What is expected: Note how many lines hold "依房管人" and report that number by itself.

Dataset rows:
## begin

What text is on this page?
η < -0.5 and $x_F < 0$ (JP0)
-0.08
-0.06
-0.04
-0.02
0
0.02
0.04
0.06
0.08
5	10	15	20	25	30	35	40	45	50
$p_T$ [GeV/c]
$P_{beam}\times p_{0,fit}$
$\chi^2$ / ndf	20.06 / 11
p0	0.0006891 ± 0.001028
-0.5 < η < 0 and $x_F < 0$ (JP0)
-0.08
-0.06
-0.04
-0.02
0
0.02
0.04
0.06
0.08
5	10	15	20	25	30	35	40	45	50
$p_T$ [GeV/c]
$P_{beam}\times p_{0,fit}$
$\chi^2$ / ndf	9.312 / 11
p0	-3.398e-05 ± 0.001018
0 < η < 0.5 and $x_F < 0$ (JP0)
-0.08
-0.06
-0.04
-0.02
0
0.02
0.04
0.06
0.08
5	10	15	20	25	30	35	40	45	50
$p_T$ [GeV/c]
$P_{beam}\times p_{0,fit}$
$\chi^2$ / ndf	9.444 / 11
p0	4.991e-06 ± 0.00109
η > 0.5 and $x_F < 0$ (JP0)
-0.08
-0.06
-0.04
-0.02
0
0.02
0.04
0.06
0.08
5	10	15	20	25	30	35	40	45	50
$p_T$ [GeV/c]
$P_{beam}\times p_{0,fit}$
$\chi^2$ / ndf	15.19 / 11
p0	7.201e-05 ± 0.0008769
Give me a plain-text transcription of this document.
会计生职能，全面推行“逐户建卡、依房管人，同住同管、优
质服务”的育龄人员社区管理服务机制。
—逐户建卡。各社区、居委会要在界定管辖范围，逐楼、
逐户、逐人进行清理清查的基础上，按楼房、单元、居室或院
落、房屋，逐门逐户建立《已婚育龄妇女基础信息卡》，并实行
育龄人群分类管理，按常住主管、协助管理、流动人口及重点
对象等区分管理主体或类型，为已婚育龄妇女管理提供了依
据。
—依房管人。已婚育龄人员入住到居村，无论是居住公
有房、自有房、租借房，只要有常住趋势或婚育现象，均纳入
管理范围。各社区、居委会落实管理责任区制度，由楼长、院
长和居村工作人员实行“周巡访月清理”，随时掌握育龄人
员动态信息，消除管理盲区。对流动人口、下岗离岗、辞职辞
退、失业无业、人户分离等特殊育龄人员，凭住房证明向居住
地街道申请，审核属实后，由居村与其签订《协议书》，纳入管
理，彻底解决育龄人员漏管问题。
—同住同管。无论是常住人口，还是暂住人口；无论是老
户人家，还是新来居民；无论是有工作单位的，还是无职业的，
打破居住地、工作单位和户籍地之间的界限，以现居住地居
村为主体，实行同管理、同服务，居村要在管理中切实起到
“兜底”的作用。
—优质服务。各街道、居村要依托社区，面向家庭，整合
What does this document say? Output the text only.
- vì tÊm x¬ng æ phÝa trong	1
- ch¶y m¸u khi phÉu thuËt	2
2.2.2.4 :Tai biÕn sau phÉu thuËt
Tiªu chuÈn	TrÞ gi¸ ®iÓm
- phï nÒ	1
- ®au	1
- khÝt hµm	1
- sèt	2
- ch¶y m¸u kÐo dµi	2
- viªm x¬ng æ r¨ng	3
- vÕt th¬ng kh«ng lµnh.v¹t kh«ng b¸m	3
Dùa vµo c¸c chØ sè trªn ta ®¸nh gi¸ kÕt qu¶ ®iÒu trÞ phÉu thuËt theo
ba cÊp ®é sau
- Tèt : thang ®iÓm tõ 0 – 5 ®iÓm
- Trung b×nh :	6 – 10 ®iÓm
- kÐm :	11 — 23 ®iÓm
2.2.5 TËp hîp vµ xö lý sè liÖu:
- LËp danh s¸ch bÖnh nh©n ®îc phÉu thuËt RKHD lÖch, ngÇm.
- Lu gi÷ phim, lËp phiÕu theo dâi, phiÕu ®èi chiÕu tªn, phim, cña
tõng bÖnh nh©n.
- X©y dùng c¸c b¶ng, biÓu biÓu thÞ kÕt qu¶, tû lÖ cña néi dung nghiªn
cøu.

## end

Exercise output: 2